▶ Your objective
Show each line from the listing that includes the word "User".

----------------------------------------

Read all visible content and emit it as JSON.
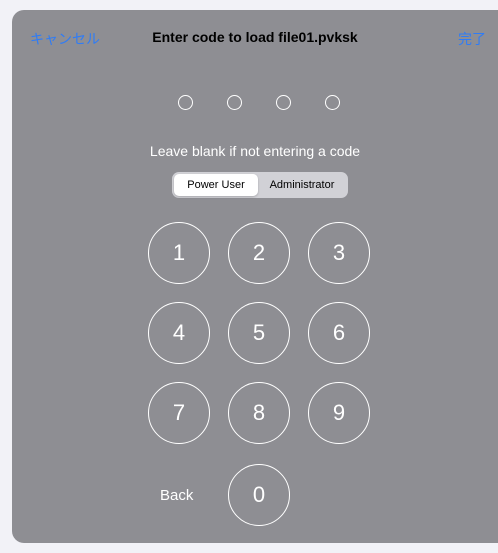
{
  "nav": {
    "cancel_label": "キャンセル",
    "title": "Enter code to load file01.pvksk",
    "done_label": "完了"
  },
  "hint": "Leave blank if not entering a code",
  "segments": [
    "Power User",
    "Administrator"
  ],
  "selected_segment": "Power User",
  "keys": [
    "1",
    "2",
    "3",
    "4",
    "5",
    "6",
    "7",
    "8",
    "9",
    "0"
  ],
  "back_label": "Back",
  "colors": {
    "accent": "#2f7cf6",
    "sheet": "#8e8e93"
  }
}
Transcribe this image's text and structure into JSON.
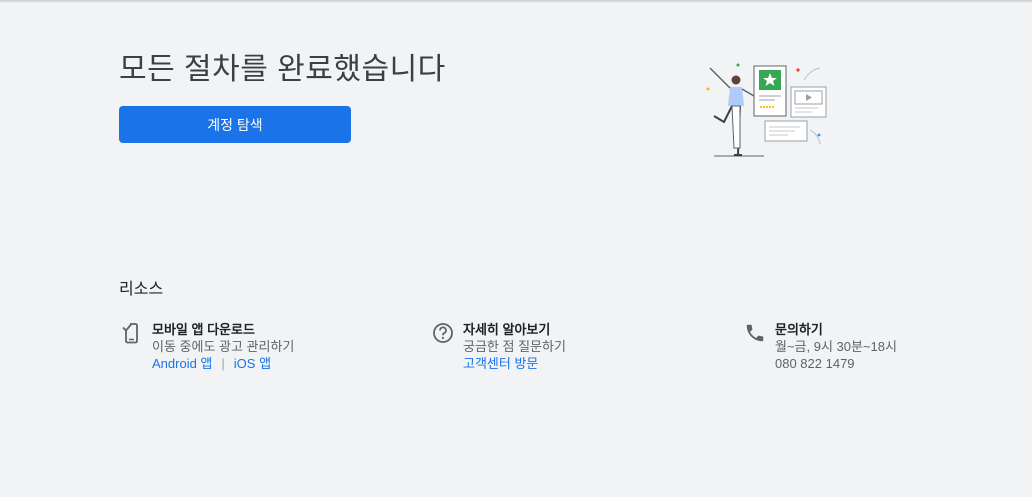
{
  "page": {
    "title": "모든 절차를 완료했습니다",
    "explore_button": "계정 탐색"
  },
  "resources": {
    "heading": "리소스",
    "mobile": {
      "title": "모바일 앱 다운로드",
      "description": "이동 중에도 광고 관리하기",
      "android_link": "Android 앱",
      "separator": "|",
      "ios_link": "iOS 앱",
      "icon": "phone-download-icon"
    },
    "learn": {
      "title": "자세히 알아보기",
      "description": "궁금한 점 질문하기",
      "help_link": "고객센터 방문",
      "icon": "help-circle-icon"
    },
    "contact": {
      "title": "문의하기",
      "hours": "월~금, 9시 30분~18시",
      "phone": "080 822 1479",
      "icon": "phone-icon"
    }
  },
  "colors": {
    "accent": "#1a73e8",
    "background": "#f1f3f4",
    "illustration_green": "#34a853",
    "illustration_yellow": "#fbbc04",
    "illustration_red": "#ea4335"
  }
}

----------------------------------------

▶ Final answer
    "Power User",
  "selected_segment": "Power User",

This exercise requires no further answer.